## Given exercise
Locate the line that contains "Transcribe this image's" in the data that follows. Copy it and every subsequent line to the end, exactly, excluding pictures.

## Data records
++++++++

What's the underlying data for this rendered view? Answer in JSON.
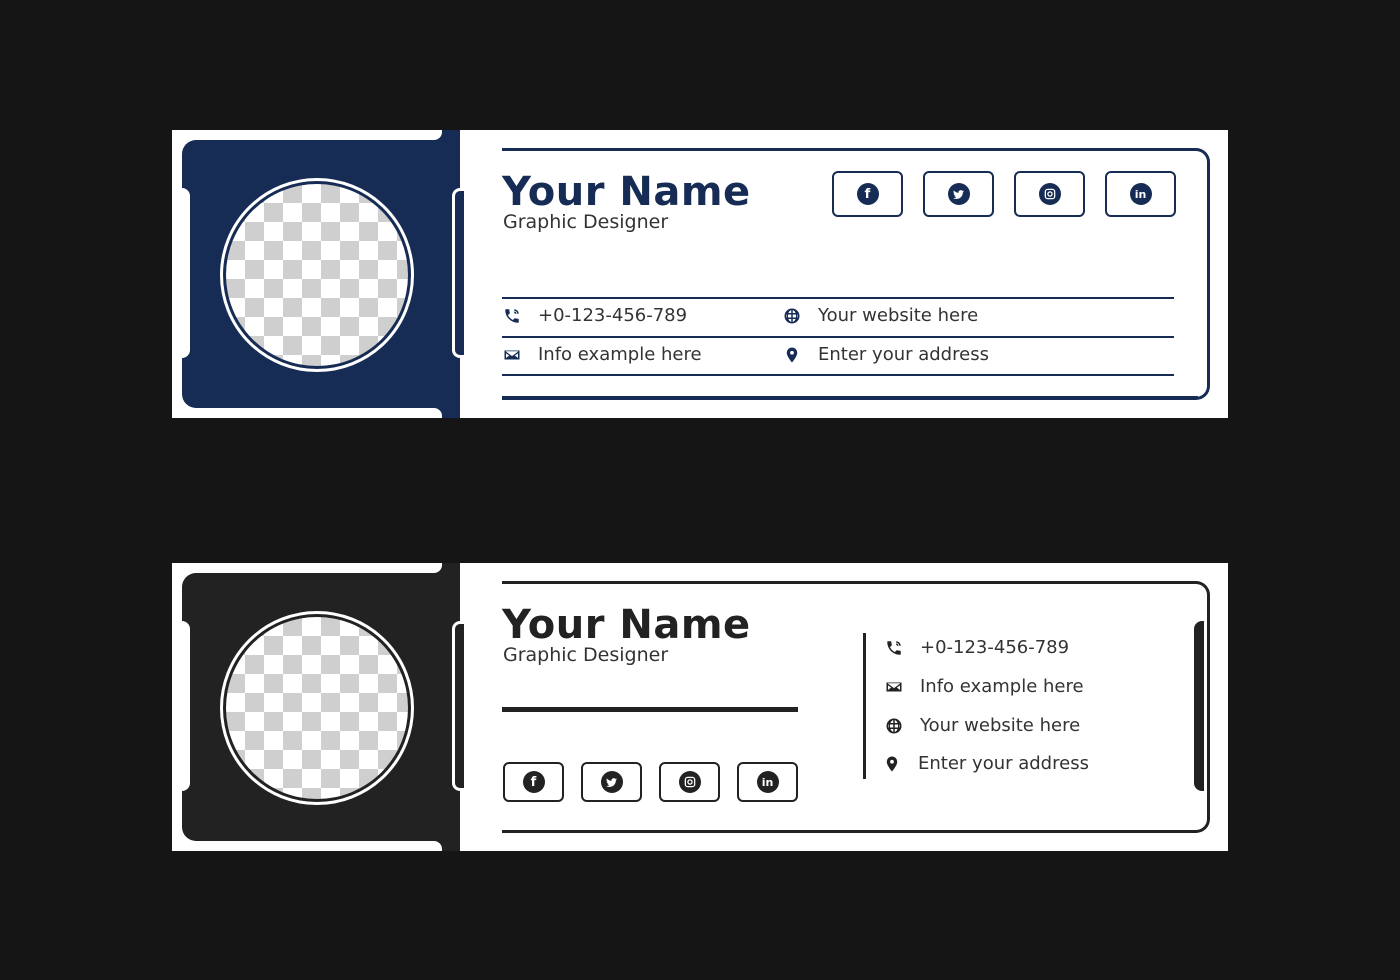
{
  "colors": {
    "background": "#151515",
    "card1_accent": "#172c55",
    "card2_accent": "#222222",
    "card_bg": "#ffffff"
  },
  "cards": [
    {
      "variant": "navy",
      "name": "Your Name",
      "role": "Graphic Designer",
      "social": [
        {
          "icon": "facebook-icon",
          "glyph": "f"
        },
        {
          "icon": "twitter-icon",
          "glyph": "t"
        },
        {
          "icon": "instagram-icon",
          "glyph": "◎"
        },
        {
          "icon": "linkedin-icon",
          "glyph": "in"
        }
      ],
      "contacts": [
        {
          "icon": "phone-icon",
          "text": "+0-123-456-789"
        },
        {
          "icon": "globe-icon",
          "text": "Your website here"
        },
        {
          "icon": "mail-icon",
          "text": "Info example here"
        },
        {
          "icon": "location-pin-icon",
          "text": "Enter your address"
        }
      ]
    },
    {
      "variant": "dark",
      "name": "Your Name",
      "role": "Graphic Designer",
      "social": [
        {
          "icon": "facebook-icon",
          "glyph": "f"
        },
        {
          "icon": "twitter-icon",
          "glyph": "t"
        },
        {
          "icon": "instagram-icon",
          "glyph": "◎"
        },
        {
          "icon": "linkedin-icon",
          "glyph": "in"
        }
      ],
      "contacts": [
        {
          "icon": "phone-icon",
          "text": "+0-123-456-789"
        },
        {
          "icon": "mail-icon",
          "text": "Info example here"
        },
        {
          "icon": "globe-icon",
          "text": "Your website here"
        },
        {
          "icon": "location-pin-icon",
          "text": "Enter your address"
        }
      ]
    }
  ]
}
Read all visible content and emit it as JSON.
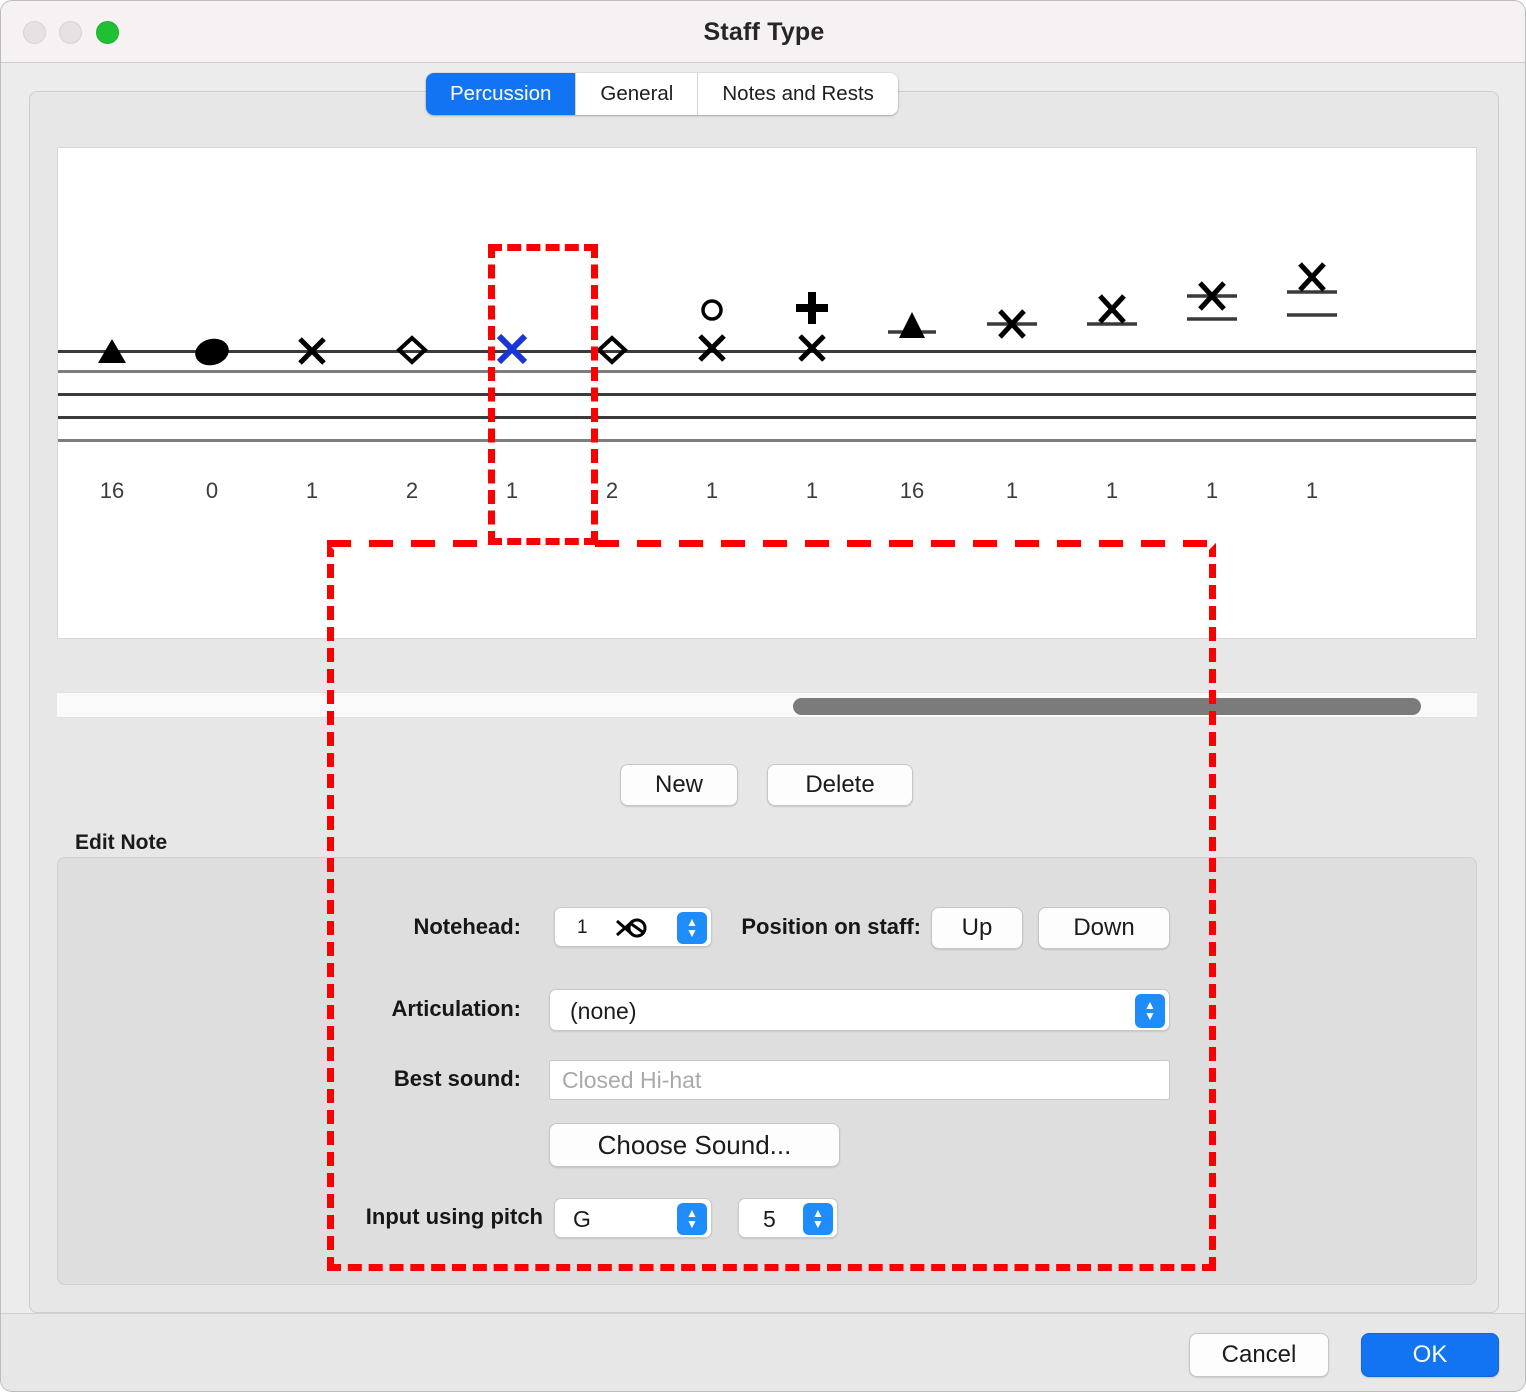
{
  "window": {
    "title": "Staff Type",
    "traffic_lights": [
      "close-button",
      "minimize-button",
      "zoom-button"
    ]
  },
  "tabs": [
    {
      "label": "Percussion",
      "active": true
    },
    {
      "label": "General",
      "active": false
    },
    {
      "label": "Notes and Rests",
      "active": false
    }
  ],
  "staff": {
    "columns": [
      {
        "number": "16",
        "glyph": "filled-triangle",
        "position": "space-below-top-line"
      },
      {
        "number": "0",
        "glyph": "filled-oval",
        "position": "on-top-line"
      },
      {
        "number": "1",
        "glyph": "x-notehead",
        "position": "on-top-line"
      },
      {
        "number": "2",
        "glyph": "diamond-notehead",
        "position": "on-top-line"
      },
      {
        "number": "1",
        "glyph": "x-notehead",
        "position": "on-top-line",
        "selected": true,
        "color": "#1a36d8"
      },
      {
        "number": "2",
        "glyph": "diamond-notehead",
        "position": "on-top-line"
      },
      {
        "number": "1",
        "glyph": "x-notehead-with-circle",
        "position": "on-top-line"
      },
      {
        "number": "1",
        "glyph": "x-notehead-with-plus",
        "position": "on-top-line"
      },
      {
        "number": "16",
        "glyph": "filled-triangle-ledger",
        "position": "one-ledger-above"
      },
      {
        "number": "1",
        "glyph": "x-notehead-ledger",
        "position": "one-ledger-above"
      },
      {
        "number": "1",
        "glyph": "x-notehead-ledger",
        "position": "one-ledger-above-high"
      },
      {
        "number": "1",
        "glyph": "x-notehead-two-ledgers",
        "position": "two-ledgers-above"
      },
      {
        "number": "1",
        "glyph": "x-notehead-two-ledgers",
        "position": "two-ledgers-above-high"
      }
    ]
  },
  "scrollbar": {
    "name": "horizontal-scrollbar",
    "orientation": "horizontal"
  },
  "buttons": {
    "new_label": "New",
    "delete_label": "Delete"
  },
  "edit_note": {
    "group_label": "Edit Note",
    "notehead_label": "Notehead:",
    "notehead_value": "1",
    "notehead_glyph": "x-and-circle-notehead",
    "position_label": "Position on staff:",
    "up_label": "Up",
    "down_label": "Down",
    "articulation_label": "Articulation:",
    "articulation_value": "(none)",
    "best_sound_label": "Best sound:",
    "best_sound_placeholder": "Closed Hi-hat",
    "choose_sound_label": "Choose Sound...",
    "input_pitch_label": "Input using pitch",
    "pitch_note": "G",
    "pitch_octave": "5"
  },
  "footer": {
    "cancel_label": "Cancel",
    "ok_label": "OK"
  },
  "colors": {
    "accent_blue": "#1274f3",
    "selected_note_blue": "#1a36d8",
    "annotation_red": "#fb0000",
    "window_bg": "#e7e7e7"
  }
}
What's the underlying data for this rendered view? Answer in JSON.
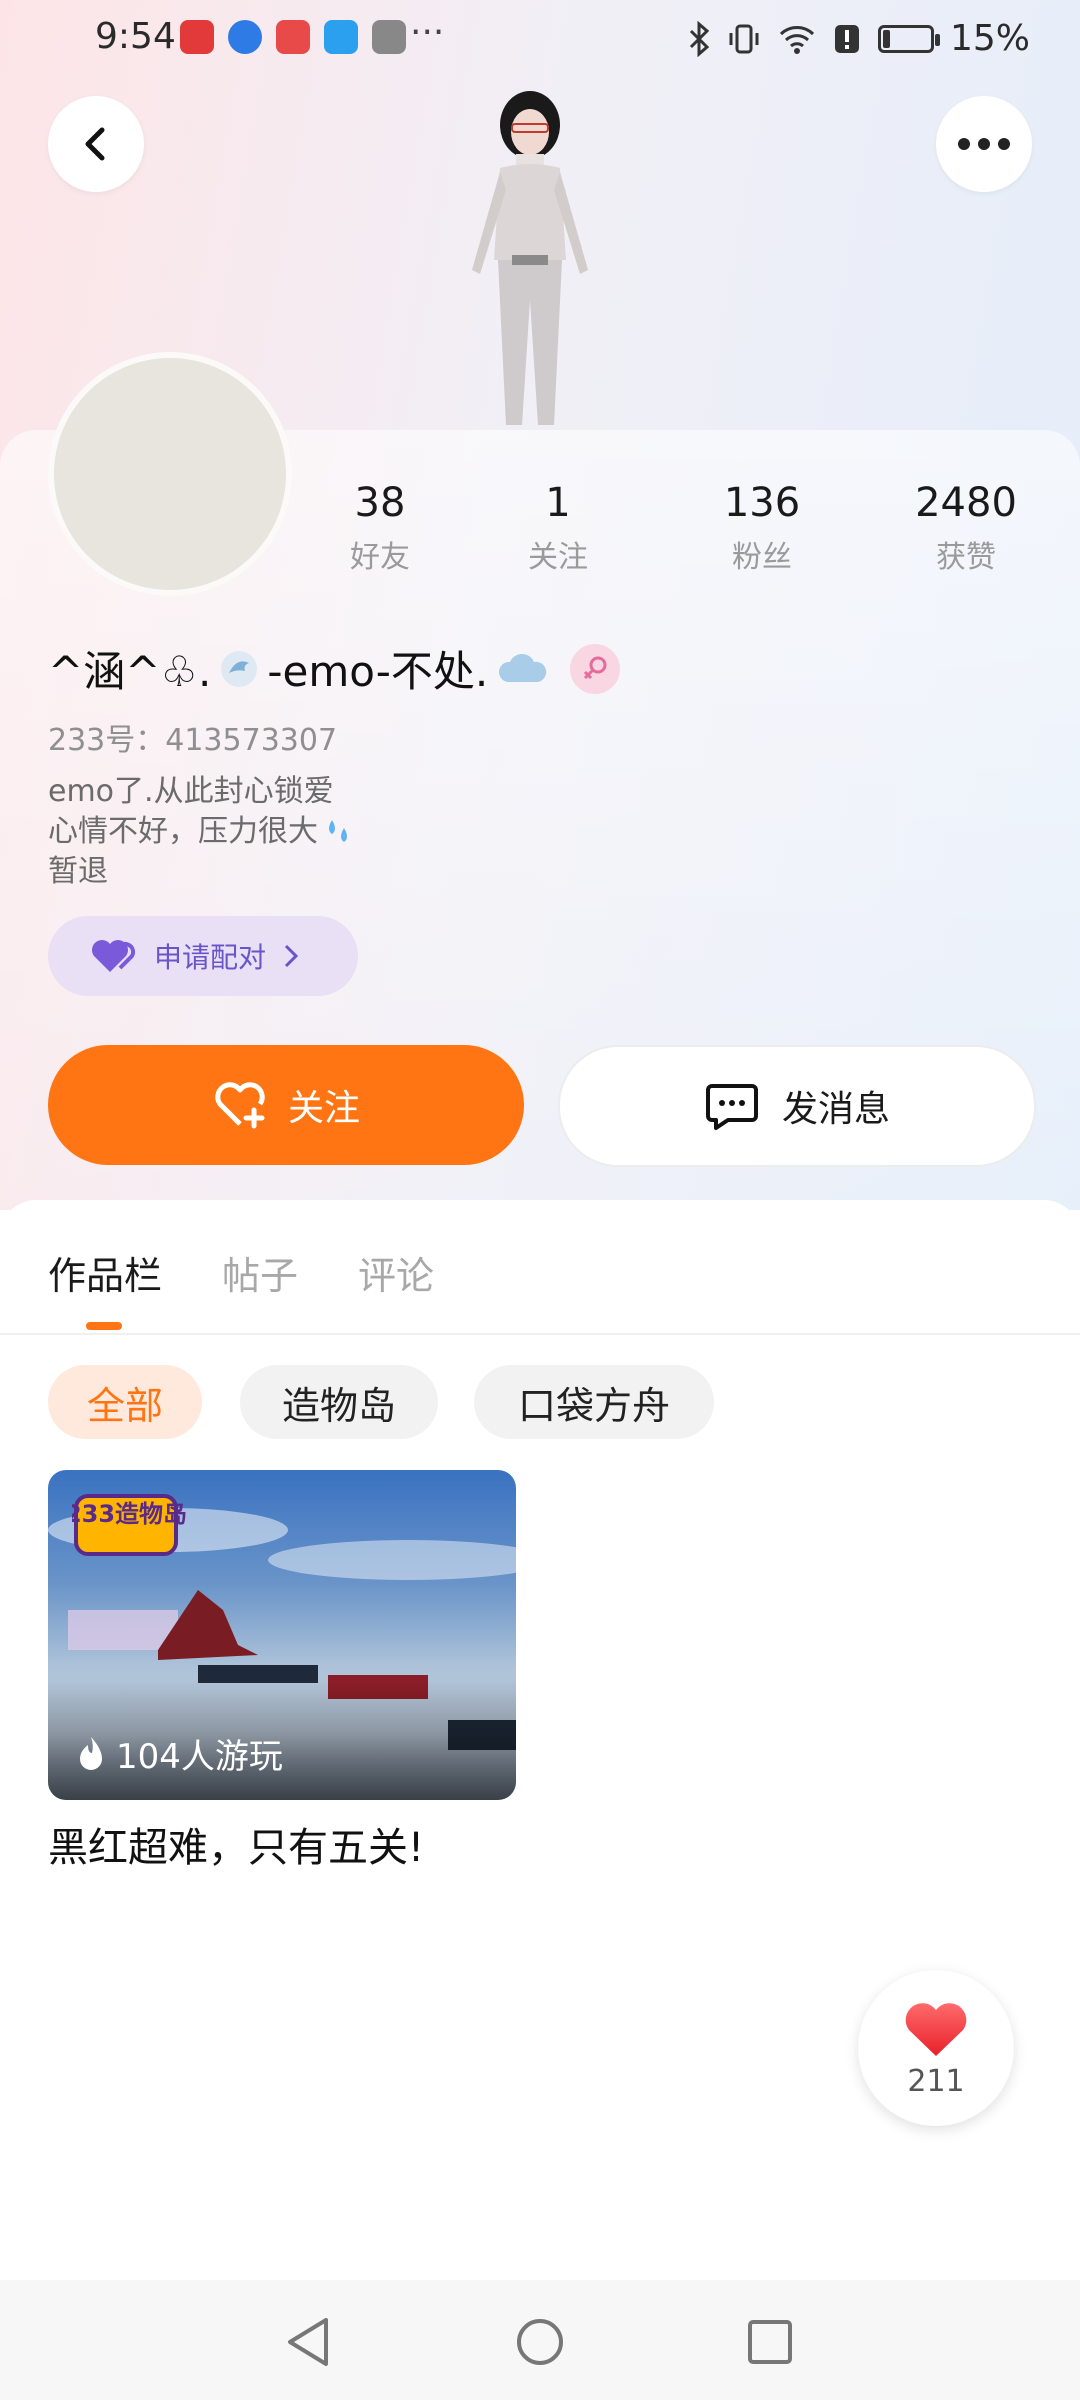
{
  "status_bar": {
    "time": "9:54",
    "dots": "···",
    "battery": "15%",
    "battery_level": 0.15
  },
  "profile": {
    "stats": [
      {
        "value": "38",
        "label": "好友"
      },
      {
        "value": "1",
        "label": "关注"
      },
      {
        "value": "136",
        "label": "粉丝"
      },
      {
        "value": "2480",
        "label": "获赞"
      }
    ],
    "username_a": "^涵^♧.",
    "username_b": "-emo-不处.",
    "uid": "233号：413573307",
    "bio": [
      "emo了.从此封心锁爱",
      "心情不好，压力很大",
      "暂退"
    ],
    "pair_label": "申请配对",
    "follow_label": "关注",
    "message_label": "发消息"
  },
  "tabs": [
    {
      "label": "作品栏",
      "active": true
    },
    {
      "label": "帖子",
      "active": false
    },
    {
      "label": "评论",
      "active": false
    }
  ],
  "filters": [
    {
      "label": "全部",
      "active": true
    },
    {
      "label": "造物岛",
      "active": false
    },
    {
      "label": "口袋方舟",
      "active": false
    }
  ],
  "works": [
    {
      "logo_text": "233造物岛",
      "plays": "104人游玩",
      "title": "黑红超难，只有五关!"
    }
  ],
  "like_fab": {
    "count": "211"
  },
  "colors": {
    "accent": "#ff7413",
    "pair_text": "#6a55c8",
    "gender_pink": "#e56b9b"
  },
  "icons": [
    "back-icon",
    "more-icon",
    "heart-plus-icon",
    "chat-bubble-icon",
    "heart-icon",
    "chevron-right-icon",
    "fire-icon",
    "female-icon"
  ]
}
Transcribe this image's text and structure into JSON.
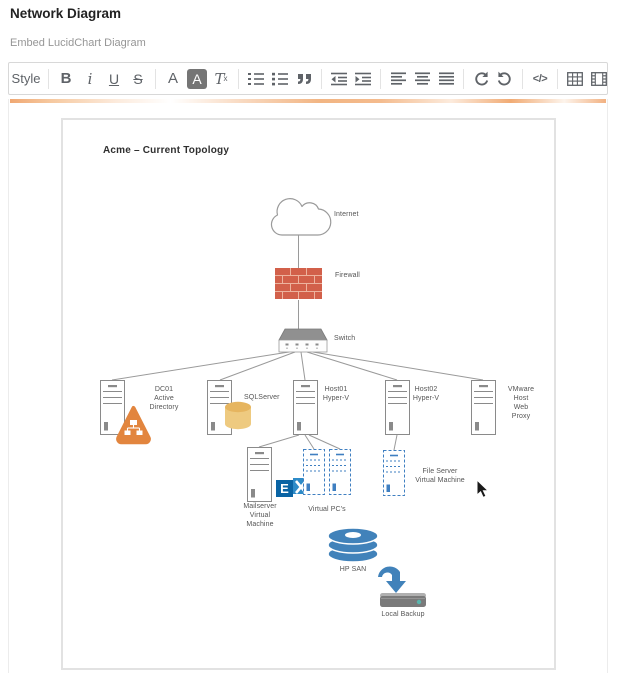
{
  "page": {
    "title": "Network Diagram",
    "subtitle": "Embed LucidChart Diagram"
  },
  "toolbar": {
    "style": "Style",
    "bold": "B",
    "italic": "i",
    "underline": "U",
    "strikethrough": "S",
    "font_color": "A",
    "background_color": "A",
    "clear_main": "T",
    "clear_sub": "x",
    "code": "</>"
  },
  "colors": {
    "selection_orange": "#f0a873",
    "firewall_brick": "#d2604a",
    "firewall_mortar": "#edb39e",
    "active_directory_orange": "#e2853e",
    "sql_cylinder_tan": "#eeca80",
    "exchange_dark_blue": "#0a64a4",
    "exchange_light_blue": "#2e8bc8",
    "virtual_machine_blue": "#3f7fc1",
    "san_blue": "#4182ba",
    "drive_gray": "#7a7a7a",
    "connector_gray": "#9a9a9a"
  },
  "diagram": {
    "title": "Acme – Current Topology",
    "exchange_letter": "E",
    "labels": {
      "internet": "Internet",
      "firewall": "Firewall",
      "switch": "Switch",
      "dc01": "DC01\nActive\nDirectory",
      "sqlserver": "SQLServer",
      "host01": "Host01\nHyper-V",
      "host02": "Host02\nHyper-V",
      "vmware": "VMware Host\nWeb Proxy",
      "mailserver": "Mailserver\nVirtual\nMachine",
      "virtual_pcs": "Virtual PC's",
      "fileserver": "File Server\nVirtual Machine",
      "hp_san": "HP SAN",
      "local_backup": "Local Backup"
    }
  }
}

++++++++

## Finished exercise
Transcribe this image's text and structure into JSON.
{
  "page": {
    "title": "Network Diagram",
    "subtitle": "Embed LucidChart Diagram"
  },
  "toolbar": {
    "style": "Style",
    "bold": "B",
    "italic": "i",
    "underline": "U",
    "strikethrough": "S",
    "font_color": "A",
    "background_color": "A",
    "clear_main": "T",
    "clear_sub": "x",
    "code": "</>"
  },
  "colors": {
    "selection_orange": "#f0a873",
    "firewall_brick": "#d2604a",
    "firewall_mortar": "#edb39e",
    "active_directory_orange": "#e2853e",
    "sql_cylinder_tan": "#eeca80",
    "exchange_dark_blue": "#0a64a4",
    "exchange_light_blue": "#2e8bc8",
    "virtual_machine_blue": "#3f7fc1",
    "san_blue": "#4182ba",
    "drive_gray": "#7a7a7a",
    "connector_gray": "#9a9a9a"
  },
  "diagram": {
    "title": "Acme – Current Topology",
    "exchange_letter": "E",
    "labels": {
      "internet": "Internet",
      "firewall": "Firewall",
      "switch": "Switch",
      "dc01": "DC01\nActive\nDirectory",
      "sqlserver": "SQLServer",
      "host01": "Host01\nHyper-V",
      "host02": "Host02\nHyper-V",
      "vmware": "VMware Host\nWeb Proxy",
      "mailserver": "Mailserver\nVirtual\nMachine",
      "virtual_pcs": "Virtual PC's",
      "fileserver": "File Server\nVirtual Machine",
      "hp_san": "HP SAN",
      "local_backup": "Local Backup"
    }
  }
}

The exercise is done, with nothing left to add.